===== Provided entries

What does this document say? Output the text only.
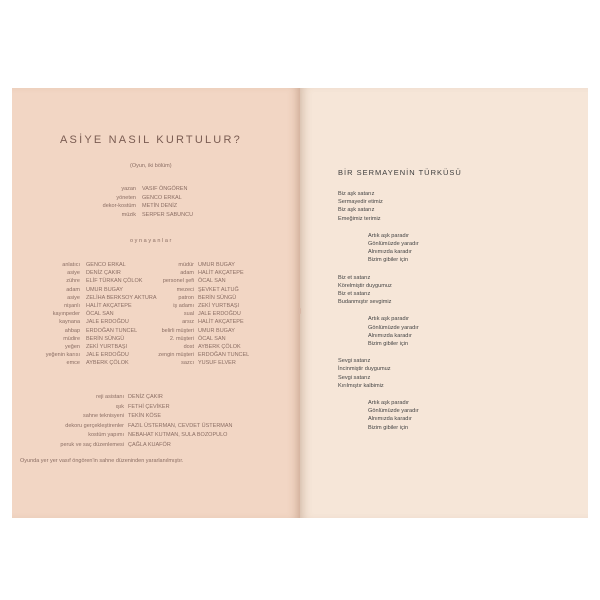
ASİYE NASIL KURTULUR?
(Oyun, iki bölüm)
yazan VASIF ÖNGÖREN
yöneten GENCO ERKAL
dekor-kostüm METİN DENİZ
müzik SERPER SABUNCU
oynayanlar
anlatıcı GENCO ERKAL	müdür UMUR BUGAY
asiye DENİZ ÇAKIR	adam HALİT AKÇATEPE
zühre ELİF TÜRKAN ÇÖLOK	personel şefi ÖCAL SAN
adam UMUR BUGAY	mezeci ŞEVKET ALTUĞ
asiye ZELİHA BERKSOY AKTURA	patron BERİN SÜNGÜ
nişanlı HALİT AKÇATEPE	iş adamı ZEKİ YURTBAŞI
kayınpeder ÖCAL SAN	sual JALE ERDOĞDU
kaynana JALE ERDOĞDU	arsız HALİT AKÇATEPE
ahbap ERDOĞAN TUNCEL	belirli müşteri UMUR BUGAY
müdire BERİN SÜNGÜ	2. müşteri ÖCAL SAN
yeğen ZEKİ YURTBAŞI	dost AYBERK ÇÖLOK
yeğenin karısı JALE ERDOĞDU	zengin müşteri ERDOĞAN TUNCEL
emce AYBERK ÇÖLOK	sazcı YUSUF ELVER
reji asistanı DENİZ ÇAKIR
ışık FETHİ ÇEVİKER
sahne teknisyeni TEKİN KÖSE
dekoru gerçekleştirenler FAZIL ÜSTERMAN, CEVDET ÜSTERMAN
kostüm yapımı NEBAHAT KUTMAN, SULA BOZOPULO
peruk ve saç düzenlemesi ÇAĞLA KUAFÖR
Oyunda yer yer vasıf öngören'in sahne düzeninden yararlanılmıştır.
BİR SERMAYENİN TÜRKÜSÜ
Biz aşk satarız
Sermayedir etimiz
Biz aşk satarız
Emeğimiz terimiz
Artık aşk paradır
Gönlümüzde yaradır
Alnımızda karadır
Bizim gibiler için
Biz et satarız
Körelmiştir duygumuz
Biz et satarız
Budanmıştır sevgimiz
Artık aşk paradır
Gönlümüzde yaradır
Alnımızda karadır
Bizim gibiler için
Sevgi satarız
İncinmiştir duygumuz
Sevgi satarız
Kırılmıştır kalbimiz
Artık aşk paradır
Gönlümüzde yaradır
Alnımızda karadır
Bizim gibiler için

==========
===== Provided entries

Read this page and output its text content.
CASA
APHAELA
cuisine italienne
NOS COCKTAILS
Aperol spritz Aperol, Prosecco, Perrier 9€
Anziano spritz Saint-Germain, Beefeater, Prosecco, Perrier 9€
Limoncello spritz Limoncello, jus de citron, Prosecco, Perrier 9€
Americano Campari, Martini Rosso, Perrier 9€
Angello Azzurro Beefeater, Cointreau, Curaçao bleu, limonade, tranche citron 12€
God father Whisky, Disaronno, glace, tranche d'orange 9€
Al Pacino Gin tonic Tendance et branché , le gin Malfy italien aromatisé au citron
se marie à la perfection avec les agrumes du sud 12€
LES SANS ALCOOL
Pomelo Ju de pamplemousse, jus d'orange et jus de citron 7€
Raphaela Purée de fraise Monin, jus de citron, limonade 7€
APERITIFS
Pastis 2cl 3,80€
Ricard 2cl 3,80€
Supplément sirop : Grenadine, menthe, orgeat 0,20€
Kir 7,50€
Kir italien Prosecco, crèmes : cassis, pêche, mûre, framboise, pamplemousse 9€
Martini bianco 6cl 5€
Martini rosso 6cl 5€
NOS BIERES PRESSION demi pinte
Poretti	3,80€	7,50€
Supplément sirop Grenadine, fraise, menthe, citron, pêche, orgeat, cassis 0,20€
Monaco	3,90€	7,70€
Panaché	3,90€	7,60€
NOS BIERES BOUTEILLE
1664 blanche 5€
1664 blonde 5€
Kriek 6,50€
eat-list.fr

==========
===== Provided entries

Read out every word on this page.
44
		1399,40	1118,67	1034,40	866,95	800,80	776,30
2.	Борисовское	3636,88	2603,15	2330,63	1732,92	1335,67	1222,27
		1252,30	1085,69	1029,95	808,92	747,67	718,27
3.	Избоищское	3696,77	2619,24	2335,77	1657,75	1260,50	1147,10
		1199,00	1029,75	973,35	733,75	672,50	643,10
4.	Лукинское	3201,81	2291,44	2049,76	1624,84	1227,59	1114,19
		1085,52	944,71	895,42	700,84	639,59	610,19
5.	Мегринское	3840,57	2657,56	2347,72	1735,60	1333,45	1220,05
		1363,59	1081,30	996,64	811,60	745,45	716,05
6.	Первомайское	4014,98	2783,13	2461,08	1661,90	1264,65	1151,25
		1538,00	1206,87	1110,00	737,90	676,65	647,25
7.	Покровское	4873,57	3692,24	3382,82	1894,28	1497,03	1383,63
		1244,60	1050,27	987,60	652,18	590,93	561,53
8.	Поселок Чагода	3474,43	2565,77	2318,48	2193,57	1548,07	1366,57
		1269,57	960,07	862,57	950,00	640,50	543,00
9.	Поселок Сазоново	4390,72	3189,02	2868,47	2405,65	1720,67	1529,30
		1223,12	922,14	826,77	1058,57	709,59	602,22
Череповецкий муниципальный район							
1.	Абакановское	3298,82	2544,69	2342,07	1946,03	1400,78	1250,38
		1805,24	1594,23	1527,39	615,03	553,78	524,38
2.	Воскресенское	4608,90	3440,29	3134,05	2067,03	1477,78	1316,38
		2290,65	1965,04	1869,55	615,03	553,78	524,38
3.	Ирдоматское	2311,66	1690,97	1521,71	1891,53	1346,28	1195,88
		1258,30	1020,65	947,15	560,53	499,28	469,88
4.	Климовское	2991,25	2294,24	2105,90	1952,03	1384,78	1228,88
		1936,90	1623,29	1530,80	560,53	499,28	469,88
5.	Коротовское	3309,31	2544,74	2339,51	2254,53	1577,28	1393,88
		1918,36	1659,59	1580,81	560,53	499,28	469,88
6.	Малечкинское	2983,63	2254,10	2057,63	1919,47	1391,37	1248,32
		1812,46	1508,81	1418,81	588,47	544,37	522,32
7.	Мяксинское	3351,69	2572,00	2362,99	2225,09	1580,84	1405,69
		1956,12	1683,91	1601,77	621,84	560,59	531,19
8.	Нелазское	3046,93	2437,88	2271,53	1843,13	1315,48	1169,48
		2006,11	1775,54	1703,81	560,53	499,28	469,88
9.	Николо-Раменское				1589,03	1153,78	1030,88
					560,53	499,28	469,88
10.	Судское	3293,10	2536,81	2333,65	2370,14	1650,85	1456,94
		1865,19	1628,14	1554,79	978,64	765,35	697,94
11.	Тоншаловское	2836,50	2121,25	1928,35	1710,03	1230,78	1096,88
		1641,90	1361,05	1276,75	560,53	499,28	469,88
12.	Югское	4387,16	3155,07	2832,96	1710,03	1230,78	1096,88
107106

==========

**Direction:**
Which lines hold the word "müşteri"? Copy every one of them.

**Completed task:**
ahbap ERDOĞAN TUNCEL	belirli müşteri UMUR BUGAY
müdire BERİN SÜNGÜ	2. müşteri ÖCAL SAN
yeğenin karısı JALE ERDOĞDU	zengin müşteri ERDOĞAN TUNCEL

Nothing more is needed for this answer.